■ **PRZYTOCZONY FRAGMENT**
● ● ● ● ●
Wpis z mikrobloga

Dwusuwowa królowa szos i poboczy

czyli

FSO/WSM/FSM Syrena 100/101/102/103/104/105

W końcu nadszedł ten dzień - na swój warsztat prześmiewczo-rozrywkowo-edukacyjnego tagu wziąłem Syrenę, wyrób samochodopodobny i nieśmieszny żart, który jeszcze kilkanaście lat temu był możliwy do spotkania na zewnątrz , a teraz w muzeum lub na spotach klasyków; środek lokomocji wywołujący spektrum emocji, wspomnień, dowcipów oraz mitów, uważany za pierwszy i jedyny rodzimy powojenny samochód osobowy – bo pierwszym RODZIMYM POWOJENNYM był STAR 20, zaś Warszawa była licencyjna.

Historia Syreny rozpoczyna się w 1953 roku – wówczas jak wiemy z lekcji historii lub pewnego dowcipu, zmarł na szczęście Stalin, trzymający za mordy i sprawujący mniej lub bardziej bezpośrednio żelazną ręką pół Europy, w tym i nas. Jego śmierć po początkowym mniej lub bardziej udawanym smutku przyniosła odwilż i pewne rozluźnienie w państwach satelickich – wówczas produkowaliśmy licencyjne Warszawy i Lubliny oparte o fspaniałom radzieckom tehnike , przeznaczone głównie dla służb państwowych i z rzadka dla osób prywatnych – nie było nic dla zwykłego Kowalskiego, jemu musiała wystarczyć komunikacja miejska i rower Ukraina lub poniemiecki o ile wtedy był. Wówczas to rzucono pomysł samochodu popularnego, który w myśl partyjnej nowomowy miał oszczędzać czas przy wykonywaniu czynności służbowych i wypoczynku, przeznaczony dla racjonalizatorów, inteligencji i robotników - jakkolwiek ta kwiecista nowomowa [TEN FRAGMENT ZOSTAŁ WYCIĘTY PONIEWAŻ a)nikogo to nie obchodzi b)jest nacechowana wulgaryzmami a moderacja ich nie lubi c)autor wpisu usunięty przez komentarz d)OPEL ASTRA na całe życie a TOYOTA COROLLA TOYOTA COROLLA] byłaby niedorzeczna, tak pokazywała że taki środek transportu by się przydał w społeczeństwie, nawet jako element wątpliwej czasem nagrody patrz Zaporożec i ZAZ Tavria.
● ● ● ● ●
Wznów wpis o Syrenie od miejsca, w którym kończy się podany fragment, i napisz jego dalszy ciąg.

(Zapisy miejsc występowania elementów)
● ● ● ● ●
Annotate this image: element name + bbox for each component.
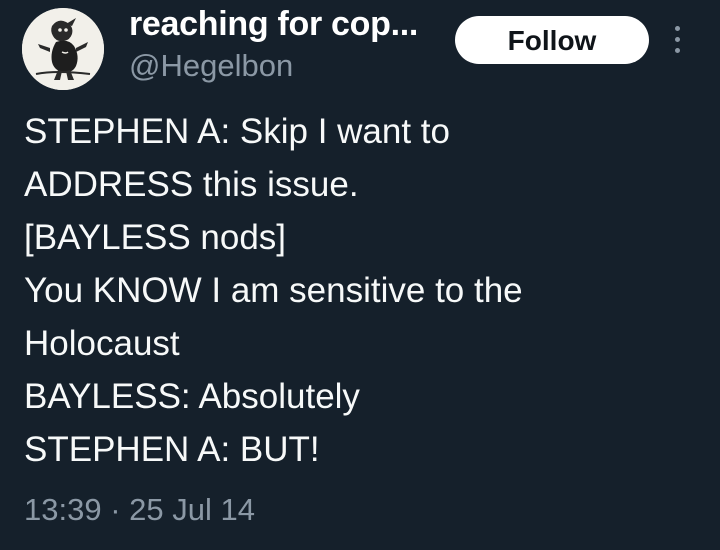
tweet-line: [BAYLESS nods] [24, 218, 287, 257]
tweet-timestamp[interactable]: 13:39 · 25 Jul 14 [24, 490, 255, 530]
avatar[interactable] [22, 8, 104, 90]
author-handle[interactable]: @Hegelbon [129, 46, 293, 86]
more-dot [675, 37, 680, 42]
tweet-line: STEPHEN A: BUT! [24, 430, 320, 469]
more-dot [675, 48, 680, 53]
tweet-line: Holocaust [24, 324, 180, 363]
tweet-text: STEPHEN A: Skip I want to ADDRESS this i… [24, 105, 704, 476]
tweet-line: ADDRESS this issue. [24, 165, 359, 204]
cartoon-figure-avatar-icon [22, 8, 104, 90]
more-dot [675, 26, 680, 31]
follow-button[interactable]: Follow [455, 16, 649, 64]
tweet-line: You KNOW I am sensitive to the [24, 271, 523, 310]
tweet-line: STEPHEN A: Skip I want to [24, 112, 450, 151]
author-display-name[interactable]: reaching for cop... [129, 2, 418, 46]
more-vertical-icon[interactable] [667, 22, 691, 58]
tweet-line: BAYLESS: Absolutely [24, 377, 360, 416]
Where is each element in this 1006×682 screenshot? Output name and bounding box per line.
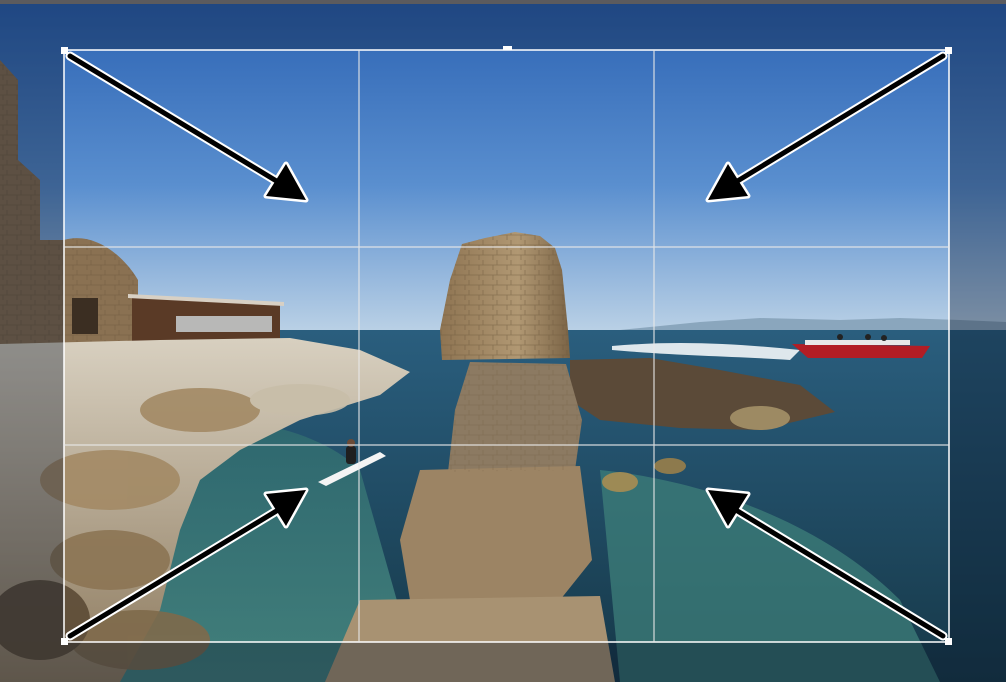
crop-handle-top-middle[interactable]	[503, 46, 512, 50]
photo-canvas	[0, 4, 1006, 682]
crop-editor-canvas[interactable]	[0, 0, 1006, 682]
window-top-border	[0, 0, 1006, 4]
● ● ● ● ●
■ **ROZWIĄZANIE ZADANIA**
Pomysł zyskał akceptację Dawida Junga, dyrektora technicznego Centralnego Zarządu Przemysłu Motoryzacyjnego – pierwsze prace ruszyły w kwietniu ’53 w FSO, fabryce która miała aspiracje sięgające wyżej niż manufaktura GAZa Pobiedy – do projektu nowego pojazdu wzięto między innym Stanisława Panczakiewicza, przedwojennego konstruktora i osobę odpowiedzialną za wspomnianego Stara i Lux-Sporta, czy Stanisława Łukaszewicza, stawiającego pierwsze kroki w polskiej motoryzacji. Za silnik odpowiadał Fryderyk Bluemke z bielskiego WSM, zaś pieczę sprawował Karol Pionner, główny kierownik Działu Głównego Konstruktorów FSO. Oprócz nich w pracach uczestniczył w roli konsultantów Karol Dębski z CZPMot-u czy Jerzy Werner z BKPMot (Biura Konstrukcyjnego Przemysłu Motoryzacyjnego).


Za swoistą inspirację posłużyła IFA F9, z której „zapożyczono” projekt podłogi, skrzyni biegów oraz koncept dwudrzwiowego sedana z zawieszeniem opartym o resory oraz z dwusuwowym silnikiem umieszczonym z przodu i napędzającego przednie koła – tutaj jednak zaznaczę iż we wczesnych pracach koncepcyjnych rozważano także silnik czterosuwowy z przodu i napędzający tylne koła lub tylnosilnikowca jak chociażby Polski Fiat 126p; w układzie napędowym zastosowano tak zwane „wolne koło”. Przyszłą konstrukcję w myśl cięcia kosztów planowano zunifikować z Warszawą – użyto między innymi układu hamulcowego (bębnowy), elektrycznego czy kierowniczego, czy też wnętrza, na czele z klamkami i zawiasami drzwi oraz kierownicy czy wskaźników; ponadto, w ramach planowego bycia „samochodem popularnym”, miała otrzymać silnik o pojemności do 1 litra oraz mocy 22 KM; według założeń, taka jednostka w zupełności miała wystarczyć. Gotowe przedprototypowe podwozia były gotowe późną jesienią 1953 roku; pierwsze dwie wersje nadwozia Syreny były gotowe odpowiednio w Sylwestra ’53 roku oraz pod koniec stycznia 1954 roku.

ale jak to dwie wersje nadwozia?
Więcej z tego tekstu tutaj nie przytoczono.